__Problem__. Only the number is wanted: count the lines that include the word "случае".

__Given entries__.
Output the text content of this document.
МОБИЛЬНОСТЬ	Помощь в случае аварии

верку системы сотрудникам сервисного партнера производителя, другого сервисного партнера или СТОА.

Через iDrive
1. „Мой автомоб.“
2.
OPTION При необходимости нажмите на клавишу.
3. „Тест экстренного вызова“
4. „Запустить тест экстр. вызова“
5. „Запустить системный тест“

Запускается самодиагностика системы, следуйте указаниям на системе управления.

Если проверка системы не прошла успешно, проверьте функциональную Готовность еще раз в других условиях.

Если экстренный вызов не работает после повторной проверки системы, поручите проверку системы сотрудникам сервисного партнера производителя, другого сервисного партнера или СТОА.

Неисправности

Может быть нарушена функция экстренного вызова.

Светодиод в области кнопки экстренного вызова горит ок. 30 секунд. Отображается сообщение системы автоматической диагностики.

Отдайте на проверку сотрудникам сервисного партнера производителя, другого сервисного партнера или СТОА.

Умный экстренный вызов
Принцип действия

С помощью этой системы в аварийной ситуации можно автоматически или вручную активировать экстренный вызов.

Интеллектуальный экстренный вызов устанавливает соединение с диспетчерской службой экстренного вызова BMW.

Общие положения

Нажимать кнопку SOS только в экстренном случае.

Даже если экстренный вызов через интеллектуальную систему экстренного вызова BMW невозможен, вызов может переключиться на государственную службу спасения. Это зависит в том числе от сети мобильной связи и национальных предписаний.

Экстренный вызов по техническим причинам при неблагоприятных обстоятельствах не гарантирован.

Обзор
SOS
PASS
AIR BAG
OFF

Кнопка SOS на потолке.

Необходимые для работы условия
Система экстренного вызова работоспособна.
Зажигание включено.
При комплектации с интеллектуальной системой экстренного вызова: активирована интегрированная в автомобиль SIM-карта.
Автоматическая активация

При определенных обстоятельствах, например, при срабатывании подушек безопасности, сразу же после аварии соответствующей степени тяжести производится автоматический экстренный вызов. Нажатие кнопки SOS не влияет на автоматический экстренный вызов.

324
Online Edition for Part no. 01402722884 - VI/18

* * *

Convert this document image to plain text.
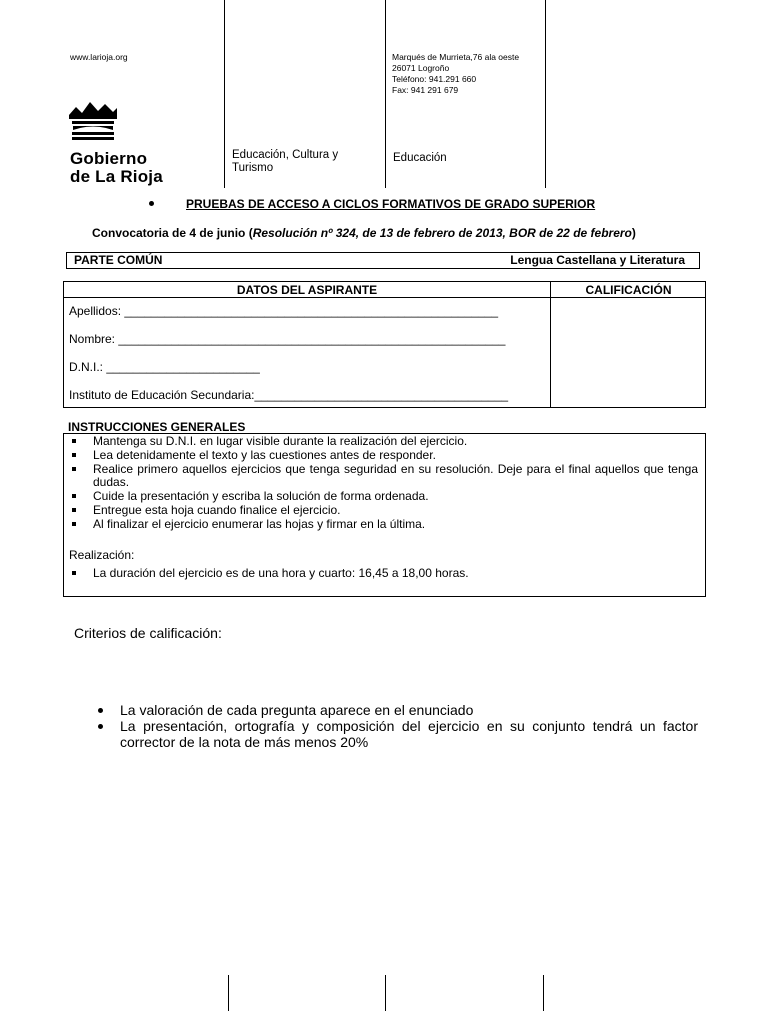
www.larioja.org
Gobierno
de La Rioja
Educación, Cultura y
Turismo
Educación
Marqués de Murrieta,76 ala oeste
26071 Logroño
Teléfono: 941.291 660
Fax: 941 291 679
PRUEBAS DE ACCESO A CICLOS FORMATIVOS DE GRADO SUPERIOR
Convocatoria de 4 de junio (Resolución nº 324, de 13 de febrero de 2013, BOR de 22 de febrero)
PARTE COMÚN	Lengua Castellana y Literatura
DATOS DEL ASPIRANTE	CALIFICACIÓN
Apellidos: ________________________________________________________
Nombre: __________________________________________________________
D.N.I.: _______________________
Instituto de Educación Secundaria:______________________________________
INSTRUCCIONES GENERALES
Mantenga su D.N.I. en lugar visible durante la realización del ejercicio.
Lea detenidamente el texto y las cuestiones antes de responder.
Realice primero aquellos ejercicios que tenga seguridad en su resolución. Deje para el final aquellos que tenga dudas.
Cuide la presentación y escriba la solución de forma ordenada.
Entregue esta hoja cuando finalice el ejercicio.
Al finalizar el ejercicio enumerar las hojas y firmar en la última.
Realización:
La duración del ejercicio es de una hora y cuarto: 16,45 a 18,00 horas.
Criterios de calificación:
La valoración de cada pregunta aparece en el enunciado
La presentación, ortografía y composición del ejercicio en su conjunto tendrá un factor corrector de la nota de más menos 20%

__Full response__. 2